### [What you are asked to do]
Pick out each line in the records below that contains the string "structure", treating uppercase and lowercase letters as different.

### [Material provided]
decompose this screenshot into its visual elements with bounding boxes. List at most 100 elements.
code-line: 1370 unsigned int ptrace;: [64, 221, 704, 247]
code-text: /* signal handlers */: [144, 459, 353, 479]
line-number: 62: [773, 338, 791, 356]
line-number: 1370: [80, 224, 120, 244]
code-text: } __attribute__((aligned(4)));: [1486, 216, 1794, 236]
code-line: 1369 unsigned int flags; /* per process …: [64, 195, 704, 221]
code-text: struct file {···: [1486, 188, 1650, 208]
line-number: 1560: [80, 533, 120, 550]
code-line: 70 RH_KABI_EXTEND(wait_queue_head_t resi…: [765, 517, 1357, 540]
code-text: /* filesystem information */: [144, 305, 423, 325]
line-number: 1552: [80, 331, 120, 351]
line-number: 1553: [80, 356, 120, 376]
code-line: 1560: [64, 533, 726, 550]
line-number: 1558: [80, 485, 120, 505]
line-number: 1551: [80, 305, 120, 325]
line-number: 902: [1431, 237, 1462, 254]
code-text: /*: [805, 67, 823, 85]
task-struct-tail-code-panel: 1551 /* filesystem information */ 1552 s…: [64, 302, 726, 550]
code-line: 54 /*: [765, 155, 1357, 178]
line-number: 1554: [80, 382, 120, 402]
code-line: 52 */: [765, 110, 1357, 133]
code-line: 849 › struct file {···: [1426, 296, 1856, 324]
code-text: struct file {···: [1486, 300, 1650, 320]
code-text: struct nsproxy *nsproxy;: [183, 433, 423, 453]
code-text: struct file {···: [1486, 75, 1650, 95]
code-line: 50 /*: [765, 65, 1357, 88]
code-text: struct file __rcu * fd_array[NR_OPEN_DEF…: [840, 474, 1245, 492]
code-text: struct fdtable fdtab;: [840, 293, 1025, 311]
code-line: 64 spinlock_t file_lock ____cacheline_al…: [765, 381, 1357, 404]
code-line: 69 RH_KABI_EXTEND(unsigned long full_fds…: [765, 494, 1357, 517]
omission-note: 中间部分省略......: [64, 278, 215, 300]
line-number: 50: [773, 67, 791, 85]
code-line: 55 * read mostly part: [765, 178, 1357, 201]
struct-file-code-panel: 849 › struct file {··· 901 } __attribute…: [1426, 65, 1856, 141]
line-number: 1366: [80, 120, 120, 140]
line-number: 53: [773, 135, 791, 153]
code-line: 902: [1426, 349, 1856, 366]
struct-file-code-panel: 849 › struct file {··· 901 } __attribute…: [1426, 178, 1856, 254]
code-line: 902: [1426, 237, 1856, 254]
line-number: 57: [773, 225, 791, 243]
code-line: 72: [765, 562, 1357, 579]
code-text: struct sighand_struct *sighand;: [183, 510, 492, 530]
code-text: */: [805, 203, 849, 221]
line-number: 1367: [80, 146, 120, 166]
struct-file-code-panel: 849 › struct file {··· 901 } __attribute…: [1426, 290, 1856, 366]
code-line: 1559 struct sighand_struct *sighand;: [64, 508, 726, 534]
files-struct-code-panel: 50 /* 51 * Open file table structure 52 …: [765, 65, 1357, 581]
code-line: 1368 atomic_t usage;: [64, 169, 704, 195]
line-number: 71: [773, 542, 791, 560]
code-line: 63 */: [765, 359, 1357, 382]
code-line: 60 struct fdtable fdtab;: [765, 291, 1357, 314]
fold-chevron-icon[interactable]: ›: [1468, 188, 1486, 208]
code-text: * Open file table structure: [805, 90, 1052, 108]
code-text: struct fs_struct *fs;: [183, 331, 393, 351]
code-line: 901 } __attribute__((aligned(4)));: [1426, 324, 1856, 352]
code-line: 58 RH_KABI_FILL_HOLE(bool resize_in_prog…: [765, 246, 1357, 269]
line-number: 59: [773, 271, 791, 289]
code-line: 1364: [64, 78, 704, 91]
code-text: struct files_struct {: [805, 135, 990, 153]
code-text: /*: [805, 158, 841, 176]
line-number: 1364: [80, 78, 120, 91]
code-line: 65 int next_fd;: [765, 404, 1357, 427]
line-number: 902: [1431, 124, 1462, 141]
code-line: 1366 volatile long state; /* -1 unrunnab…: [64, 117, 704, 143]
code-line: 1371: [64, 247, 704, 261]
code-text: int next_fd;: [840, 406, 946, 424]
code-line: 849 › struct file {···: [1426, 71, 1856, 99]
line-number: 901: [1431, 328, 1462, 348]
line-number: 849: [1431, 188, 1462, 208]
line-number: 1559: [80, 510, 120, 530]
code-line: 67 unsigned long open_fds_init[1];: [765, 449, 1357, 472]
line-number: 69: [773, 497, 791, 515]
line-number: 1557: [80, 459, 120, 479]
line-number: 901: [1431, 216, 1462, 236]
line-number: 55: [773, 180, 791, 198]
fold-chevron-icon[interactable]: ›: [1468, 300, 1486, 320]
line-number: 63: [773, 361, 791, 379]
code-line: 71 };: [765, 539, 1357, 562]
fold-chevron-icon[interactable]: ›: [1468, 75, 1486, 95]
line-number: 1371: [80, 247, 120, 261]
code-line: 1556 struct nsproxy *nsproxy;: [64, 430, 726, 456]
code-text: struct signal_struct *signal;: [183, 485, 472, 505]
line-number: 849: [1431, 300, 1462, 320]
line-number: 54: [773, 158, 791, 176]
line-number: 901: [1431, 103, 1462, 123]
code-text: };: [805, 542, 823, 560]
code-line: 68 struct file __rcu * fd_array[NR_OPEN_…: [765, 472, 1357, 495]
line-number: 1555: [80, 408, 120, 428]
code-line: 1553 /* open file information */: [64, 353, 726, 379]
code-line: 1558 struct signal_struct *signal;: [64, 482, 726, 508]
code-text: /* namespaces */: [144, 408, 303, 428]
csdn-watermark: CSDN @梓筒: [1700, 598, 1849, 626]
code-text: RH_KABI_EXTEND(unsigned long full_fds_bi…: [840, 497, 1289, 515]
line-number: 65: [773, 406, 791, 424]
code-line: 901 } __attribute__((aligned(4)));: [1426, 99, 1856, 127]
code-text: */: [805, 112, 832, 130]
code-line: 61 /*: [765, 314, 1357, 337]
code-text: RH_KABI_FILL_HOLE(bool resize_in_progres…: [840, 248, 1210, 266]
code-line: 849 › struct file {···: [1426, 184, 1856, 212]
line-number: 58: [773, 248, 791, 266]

### [Solution]
files-struct-code-panel: 50 /* 51 * Open file table structure 52 …: [765, 65, 1357, 581]
code-text: * Open file table structure: [805, 90, 1052, 108]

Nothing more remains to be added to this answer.